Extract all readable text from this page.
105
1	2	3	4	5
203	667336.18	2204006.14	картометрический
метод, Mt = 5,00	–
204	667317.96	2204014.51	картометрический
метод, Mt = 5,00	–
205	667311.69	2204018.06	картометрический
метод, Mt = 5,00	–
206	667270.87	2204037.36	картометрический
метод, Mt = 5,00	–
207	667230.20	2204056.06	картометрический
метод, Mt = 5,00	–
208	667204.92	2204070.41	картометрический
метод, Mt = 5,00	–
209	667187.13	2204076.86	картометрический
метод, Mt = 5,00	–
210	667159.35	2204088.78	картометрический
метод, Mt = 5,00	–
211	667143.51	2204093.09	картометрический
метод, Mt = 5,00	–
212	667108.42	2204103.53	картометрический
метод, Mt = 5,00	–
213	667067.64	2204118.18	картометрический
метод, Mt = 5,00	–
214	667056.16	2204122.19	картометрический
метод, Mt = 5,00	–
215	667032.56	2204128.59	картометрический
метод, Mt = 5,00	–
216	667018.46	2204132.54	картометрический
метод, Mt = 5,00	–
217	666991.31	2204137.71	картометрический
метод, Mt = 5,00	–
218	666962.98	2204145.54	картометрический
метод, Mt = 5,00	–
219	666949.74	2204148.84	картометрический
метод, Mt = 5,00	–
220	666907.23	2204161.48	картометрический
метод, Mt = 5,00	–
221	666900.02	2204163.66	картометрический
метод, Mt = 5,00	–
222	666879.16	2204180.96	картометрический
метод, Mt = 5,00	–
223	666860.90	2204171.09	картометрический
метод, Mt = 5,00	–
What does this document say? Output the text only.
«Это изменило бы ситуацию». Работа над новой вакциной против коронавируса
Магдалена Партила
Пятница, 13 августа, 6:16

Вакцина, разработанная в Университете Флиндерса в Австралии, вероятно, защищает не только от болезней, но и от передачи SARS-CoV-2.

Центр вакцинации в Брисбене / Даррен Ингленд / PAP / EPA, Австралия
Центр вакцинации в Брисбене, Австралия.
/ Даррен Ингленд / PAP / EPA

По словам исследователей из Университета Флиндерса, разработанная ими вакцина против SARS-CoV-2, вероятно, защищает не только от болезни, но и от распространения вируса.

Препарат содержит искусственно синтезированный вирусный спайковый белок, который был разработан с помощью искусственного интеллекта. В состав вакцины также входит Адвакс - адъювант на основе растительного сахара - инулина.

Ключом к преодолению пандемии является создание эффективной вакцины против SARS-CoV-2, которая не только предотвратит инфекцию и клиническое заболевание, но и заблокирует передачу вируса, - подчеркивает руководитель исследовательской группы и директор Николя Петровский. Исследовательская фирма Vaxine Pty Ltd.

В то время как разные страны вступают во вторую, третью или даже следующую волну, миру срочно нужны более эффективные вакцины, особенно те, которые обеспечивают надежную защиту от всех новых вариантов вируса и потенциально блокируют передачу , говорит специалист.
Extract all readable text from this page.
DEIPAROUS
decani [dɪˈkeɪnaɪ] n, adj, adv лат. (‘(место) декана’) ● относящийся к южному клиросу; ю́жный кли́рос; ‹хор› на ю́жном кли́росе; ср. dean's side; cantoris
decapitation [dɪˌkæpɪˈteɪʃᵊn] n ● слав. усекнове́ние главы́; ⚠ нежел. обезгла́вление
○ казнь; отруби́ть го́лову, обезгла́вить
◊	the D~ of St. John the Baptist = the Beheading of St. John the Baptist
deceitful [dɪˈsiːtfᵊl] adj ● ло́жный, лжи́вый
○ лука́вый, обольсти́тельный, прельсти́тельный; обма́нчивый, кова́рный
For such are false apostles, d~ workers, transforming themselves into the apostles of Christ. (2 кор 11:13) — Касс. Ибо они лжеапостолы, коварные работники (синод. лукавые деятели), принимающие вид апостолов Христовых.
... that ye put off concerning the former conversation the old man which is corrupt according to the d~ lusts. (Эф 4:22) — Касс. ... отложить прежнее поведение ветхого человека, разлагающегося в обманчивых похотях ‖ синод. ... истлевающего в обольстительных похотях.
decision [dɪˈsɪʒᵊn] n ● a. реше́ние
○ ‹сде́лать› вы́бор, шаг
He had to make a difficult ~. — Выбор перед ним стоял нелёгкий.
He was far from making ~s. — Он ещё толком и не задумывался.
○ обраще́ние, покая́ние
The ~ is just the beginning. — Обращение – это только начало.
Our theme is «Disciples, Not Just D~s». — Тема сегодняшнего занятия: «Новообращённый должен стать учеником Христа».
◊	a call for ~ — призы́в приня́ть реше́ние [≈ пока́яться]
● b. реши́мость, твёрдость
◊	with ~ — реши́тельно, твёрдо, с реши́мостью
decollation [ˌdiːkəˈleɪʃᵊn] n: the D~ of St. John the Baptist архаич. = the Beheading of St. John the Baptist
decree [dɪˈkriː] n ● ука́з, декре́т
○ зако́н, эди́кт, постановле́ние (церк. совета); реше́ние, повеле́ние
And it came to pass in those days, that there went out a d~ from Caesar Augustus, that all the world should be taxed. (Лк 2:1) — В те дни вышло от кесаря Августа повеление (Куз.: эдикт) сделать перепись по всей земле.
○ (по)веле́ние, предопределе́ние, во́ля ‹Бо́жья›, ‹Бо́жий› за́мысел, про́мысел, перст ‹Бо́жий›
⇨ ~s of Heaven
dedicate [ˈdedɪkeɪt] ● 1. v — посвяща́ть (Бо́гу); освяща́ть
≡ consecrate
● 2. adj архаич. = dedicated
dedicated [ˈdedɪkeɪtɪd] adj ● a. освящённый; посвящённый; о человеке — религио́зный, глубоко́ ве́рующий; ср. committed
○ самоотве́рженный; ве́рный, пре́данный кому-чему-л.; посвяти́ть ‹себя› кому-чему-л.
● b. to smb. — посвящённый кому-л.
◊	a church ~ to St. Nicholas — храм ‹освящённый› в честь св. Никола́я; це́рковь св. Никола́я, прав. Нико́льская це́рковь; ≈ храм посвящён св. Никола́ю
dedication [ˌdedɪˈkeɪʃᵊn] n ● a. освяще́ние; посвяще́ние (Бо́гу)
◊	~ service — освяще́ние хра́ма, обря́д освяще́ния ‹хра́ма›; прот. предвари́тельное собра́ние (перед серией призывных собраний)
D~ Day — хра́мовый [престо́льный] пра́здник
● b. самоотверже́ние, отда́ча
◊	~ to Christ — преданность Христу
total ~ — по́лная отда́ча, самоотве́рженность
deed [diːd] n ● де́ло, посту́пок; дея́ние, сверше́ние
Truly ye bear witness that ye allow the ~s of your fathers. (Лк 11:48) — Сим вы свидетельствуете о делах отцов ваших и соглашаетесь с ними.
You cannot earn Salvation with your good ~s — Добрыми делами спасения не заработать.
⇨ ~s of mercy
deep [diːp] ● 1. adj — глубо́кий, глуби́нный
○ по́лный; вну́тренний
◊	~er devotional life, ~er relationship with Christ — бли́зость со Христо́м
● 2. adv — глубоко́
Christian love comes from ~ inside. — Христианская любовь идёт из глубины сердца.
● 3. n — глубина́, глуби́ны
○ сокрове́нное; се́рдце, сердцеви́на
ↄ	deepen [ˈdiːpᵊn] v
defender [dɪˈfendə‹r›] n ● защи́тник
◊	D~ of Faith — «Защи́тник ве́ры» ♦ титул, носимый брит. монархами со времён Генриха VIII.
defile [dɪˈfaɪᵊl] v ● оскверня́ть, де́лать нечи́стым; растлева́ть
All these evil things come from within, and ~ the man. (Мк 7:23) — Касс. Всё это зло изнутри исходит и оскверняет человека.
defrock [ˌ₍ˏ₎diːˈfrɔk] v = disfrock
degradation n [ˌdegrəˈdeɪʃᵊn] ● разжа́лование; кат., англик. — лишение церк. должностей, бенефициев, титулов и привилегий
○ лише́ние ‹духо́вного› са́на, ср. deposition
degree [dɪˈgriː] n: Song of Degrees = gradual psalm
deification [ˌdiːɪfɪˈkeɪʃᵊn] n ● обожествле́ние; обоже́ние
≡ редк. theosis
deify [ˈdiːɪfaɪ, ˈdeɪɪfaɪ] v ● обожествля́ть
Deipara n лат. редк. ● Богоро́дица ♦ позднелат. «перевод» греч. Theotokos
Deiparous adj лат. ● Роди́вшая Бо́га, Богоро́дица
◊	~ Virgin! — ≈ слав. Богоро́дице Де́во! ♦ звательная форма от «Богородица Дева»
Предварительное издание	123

## What to produce
Go over the data above and copy every line that has the word "Baptist" in it.

## Task output
◊	the D~ of St. John the Baptist = the Beheading of St. John the Baptist
decollation [ˌdiːkəˈleɪʃᵊn] n: the D~ of St. John the Baptist архаич. = the Beheading of St. John the Baptist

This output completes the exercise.